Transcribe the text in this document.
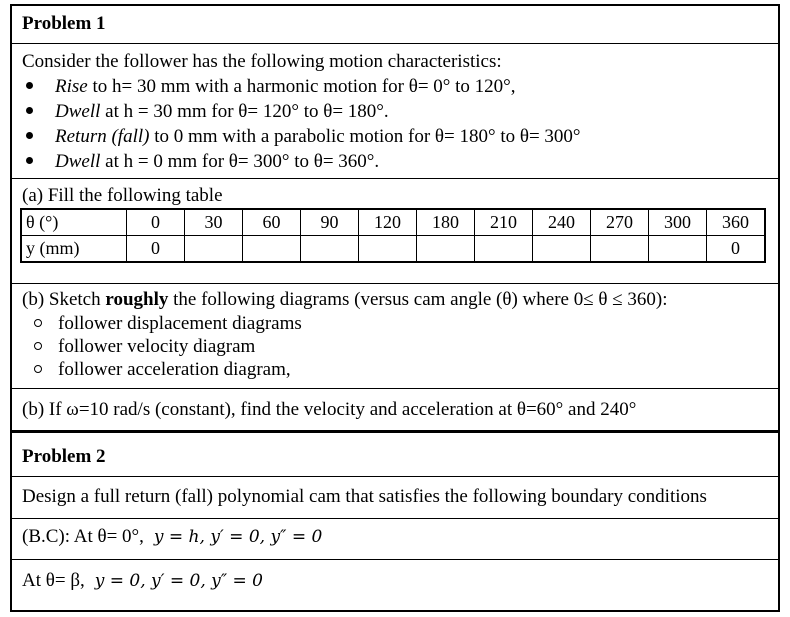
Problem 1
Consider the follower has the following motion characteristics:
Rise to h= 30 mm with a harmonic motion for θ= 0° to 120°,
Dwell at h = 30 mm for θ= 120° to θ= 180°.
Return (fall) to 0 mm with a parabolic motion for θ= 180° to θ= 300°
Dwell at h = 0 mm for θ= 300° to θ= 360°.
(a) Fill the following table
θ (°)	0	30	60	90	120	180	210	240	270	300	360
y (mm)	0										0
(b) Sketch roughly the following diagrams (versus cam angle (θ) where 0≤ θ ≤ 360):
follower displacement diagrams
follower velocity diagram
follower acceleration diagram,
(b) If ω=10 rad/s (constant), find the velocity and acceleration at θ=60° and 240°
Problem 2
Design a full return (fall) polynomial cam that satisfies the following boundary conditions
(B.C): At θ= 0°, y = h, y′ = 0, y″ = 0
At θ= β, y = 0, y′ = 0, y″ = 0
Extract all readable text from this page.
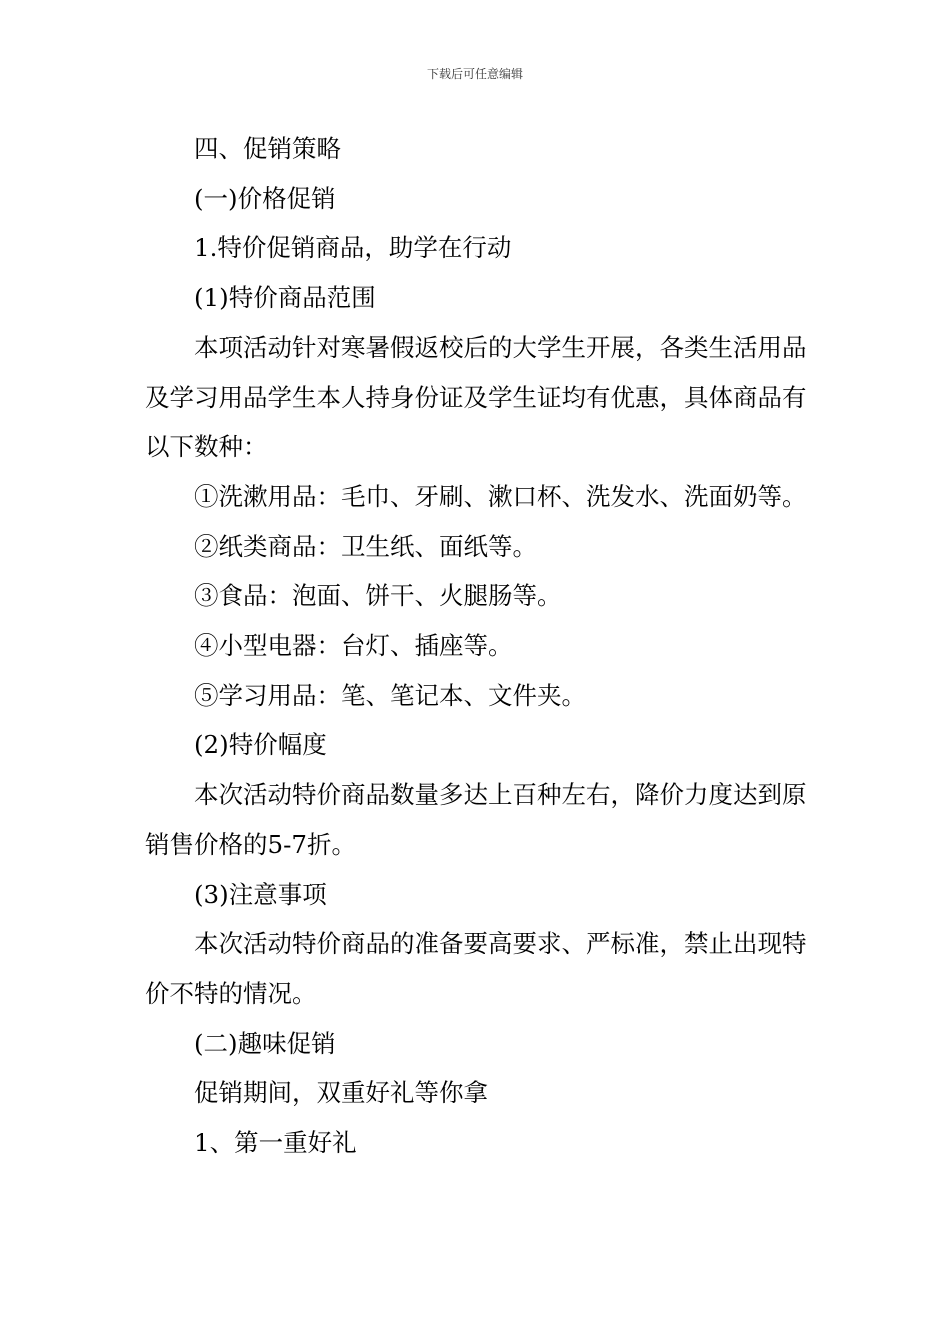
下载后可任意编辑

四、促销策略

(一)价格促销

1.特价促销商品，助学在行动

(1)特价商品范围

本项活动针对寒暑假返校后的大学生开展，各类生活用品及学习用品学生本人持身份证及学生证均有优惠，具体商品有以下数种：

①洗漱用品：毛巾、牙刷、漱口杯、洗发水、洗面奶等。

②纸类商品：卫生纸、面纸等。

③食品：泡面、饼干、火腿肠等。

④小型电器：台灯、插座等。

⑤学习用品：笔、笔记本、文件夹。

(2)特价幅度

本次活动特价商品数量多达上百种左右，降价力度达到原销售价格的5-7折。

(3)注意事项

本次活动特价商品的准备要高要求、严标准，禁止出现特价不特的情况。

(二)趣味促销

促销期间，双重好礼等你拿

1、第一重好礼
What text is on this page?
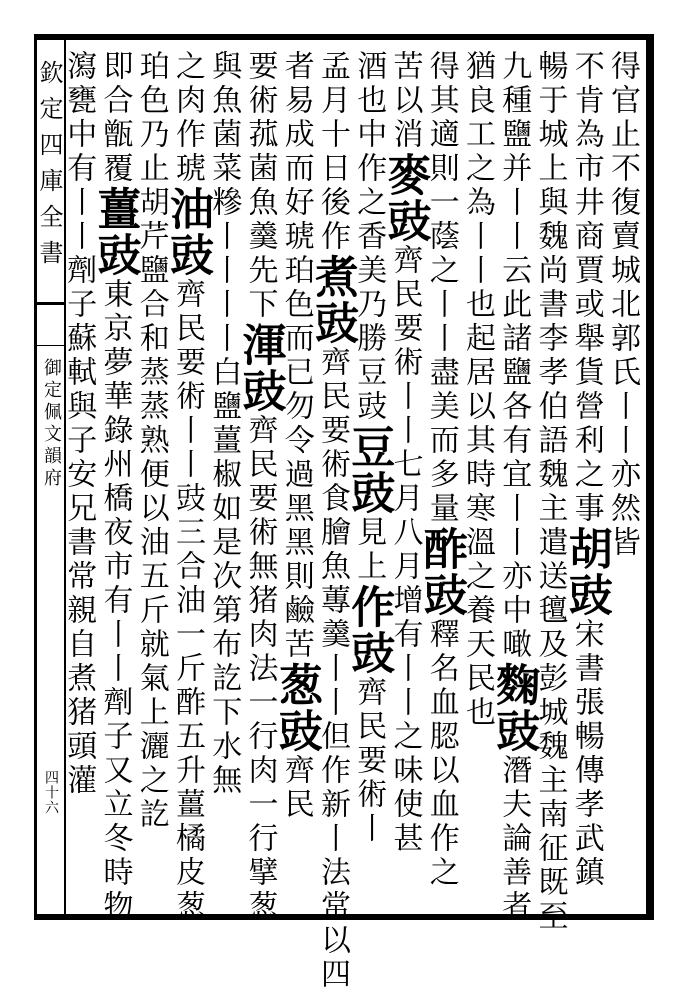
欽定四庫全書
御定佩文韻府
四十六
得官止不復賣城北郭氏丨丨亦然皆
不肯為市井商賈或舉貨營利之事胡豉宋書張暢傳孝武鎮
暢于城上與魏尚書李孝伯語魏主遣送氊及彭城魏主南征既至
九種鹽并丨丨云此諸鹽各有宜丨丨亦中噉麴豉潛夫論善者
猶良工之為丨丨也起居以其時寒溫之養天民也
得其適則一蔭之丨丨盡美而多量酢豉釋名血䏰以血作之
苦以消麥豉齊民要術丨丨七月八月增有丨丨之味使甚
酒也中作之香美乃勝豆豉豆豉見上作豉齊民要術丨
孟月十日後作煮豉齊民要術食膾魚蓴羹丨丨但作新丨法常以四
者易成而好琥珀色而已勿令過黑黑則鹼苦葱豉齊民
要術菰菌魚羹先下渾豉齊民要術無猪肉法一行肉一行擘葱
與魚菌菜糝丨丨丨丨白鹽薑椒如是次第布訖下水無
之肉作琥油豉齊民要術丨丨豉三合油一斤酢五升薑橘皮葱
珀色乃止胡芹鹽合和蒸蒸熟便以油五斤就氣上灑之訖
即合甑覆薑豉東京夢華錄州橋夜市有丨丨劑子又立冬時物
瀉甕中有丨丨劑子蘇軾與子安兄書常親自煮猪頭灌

········

*Required task:* Print, exactly and only, the lines running from the line with "What text is on this page?" through the last line of the data, including both. Skip any picture.

*Worked solution:*
What text is on this page?
欽定四庫全書
御定佩文韻府
四十六
得官止不復賣城北郭氏丨丨亦然皆
不肯為市井商賈或舉貨營利之事胡豉宋書張暢傳孝武鎮
暢于城上與魏尚書李孝伯語魏主遣送氊及彭城魏主南征既至
九種鹽并丨丨云此諸鹽各有宜丨丨亦中噉麴豉潛夫論善者
猶良工之為丨丨也起居以其時寒溫之養天民也
得其適則一蔭之丨丨盡美而多量酢豉釋名血䏰以血作之
苦以消麥豉齊民要術丨丨七月八月增有丨丨之味使甚
酒也中作之香美乃勝豆豉豆豉見上作豉齊民要術丨
孟月十日後作煮豉齊民要術食膾魚蓴羹丨丨但作新丨法常以四
者易成而好琥珀色而已勿令過黑黑則鹼苦葱豉齊民
要術菰菌魚羹先下渾豉齊民要術無猪肉法一行肉一行擘葱
與魚菌菜糝丨丨丨丨白鹽薑椒如是次第布訖下水無
之肉作琥油豉齊民要術丨丨豉三合油一斤酢五升薑橘皮葱
珀色乃止胡芹鹽合和蒸蒸熟便以油五斤就氣上灑之訖
即合甑覆薑豉東京夢華錄州橋夜市有丨丨劑子又立冬時物
瀉甕中有丨丨劑子蘇軾與子安兄書常親自煮猪頭灌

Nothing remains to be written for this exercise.